-- START Records for this exercise --
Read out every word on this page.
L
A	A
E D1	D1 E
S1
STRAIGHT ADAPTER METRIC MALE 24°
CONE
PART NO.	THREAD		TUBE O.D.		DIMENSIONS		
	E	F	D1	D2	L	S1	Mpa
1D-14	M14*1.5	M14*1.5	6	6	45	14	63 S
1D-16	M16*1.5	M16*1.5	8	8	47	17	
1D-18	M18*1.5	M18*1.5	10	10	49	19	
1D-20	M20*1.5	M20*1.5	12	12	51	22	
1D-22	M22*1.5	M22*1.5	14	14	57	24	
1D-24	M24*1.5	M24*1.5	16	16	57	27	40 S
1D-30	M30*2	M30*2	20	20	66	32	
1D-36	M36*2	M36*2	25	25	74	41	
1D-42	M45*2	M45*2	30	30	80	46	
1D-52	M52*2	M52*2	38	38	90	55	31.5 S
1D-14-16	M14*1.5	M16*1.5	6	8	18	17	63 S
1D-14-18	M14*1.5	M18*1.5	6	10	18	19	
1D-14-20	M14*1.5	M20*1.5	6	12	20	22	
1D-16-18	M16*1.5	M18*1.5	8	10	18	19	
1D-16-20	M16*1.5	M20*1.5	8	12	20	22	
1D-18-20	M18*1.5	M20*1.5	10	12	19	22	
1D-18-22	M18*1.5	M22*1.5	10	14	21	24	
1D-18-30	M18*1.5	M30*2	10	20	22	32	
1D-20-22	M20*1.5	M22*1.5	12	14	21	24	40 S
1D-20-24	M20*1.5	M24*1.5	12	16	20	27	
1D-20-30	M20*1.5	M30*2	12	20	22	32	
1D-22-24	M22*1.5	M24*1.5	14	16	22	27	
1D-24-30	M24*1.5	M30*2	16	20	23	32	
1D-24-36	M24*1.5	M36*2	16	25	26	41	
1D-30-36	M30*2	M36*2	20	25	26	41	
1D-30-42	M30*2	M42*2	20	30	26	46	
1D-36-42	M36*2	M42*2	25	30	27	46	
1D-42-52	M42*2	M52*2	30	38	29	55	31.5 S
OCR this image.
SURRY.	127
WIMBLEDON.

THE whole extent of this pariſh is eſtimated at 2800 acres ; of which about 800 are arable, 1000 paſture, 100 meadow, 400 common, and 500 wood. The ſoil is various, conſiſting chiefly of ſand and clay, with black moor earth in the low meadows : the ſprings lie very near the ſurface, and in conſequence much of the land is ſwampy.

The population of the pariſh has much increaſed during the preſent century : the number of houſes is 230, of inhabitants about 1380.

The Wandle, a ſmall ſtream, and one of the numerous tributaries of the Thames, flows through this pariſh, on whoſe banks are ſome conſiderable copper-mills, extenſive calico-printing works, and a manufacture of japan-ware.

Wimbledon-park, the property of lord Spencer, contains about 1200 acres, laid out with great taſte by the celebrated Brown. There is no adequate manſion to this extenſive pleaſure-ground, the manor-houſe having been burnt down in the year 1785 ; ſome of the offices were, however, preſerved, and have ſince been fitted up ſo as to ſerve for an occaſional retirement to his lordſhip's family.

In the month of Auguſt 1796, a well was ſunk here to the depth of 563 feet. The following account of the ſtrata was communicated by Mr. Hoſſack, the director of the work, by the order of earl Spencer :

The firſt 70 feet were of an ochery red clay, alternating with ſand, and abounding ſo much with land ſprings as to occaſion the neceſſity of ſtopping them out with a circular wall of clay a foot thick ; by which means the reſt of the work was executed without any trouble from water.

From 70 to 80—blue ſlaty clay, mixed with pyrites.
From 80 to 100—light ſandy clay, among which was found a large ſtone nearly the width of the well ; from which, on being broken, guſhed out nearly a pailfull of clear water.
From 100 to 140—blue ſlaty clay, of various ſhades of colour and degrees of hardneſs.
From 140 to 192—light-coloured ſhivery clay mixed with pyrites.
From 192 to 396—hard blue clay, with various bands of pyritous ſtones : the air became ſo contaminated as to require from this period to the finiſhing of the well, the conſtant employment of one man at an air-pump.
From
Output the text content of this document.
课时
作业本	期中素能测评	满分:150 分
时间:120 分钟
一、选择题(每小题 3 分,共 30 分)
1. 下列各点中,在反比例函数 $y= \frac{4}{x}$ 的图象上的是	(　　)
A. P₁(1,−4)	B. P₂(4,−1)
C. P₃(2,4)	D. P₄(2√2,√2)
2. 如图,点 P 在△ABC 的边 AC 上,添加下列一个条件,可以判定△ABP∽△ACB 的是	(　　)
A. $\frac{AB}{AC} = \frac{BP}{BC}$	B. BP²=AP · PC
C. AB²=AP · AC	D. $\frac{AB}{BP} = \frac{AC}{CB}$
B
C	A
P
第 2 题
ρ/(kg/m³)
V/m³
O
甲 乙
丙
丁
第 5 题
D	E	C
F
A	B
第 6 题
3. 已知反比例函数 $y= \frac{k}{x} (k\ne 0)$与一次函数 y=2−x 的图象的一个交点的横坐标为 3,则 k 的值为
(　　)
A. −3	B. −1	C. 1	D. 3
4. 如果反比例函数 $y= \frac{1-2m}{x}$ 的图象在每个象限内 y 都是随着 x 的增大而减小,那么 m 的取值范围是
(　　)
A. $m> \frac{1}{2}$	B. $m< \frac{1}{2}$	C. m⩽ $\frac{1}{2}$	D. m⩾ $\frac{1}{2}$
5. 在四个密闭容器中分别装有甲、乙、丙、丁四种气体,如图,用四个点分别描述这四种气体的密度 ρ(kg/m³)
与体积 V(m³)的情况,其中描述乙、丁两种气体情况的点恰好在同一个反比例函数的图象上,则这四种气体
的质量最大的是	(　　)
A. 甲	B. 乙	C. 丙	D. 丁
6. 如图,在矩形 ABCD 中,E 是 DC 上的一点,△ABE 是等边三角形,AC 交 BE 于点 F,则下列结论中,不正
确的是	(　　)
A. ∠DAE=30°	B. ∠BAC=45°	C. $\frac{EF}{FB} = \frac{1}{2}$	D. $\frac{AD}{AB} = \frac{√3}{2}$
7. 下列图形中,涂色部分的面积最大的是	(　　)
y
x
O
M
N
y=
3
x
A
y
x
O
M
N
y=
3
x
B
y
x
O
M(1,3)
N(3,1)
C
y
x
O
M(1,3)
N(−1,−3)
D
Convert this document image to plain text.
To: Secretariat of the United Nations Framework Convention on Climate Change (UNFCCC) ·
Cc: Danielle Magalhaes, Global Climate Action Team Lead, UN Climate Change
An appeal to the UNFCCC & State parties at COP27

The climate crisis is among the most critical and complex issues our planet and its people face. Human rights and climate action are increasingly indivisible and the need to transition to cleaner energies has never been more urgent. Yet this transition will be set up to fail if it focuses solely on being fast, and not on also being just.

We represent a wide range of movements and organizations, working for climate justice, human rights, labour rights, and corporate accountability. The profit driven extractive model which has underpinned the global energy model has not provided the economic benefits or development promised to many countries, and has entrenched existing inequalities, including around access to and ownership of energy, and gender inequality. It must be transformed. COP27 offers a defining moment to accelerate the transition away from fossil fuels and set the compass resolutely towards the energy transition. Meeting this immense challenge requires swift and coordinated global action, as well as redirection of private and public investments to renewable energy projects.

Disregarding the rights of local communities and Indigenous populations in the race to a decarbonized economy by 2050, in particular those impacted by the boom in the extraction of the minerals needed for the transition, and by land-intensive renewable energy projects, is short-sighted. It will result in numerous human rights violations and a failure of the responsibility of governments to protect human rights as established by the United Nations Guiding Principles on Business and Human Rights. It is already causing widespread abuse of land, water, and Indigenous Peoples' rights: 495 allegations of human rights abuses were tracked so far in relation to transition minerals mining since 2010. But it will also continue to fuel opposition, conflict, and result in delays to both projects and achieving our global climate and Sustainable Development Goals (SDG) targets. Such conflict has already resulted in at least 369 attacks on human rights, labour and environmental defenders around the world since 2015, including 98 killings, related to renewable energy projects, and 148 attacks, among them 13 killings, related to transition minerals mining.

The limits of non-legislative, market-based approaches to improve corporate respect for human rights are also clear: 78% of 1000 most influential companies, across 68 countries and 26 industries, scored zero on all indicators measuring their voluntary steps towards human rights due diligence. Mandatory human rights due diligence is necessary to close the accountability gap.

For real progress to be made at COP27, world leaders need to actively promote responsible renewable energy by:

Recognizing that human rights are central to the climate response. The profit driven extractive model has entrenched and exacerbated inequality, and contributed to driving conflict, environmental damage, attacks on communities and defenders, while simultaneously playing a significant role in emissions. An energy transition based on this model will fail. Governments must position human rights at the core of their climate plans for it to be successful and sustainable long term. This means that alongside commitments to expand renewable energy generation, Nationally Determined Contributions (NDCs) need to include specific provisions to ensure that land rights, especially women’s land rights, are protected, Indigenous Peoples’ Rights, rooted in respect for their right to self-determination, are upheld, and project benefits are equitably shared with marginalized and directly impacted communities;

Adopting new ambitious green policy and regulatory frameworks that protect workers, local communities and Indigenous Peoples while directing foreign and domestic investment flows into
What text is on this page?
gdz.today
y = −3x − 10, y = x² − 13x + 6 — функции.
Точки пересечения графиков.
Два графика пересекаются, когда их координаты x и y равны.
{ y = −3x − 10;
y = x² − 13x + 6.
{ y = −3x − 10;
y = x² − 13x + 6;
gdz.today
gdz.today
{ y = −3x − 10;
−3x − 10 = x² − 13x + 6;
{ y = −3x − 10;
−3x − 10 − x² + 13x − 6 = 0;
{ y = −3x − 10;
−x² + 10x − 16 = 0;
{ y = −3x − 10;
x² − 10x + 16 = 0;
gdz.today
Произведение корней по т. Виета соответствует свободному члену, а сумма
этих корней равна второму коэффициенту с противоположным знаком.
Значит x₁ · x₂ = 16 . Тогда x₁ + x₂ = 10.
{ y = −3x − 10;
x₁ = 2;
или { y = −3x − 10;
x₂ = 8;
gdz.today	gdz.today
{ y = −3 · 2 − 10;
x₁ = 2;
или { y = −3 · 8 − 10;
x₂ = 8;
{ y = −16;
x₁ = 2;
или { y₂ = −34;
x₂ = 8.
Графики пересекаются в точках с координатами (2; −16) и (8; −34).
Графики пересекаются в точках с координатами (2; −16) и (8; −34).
-- END Records for this exercise --
Stated problem » Pull out all lines from the entries above in which the word "document" appears.

Response below »
Output the text content of this document.
Convert this document image to plain text.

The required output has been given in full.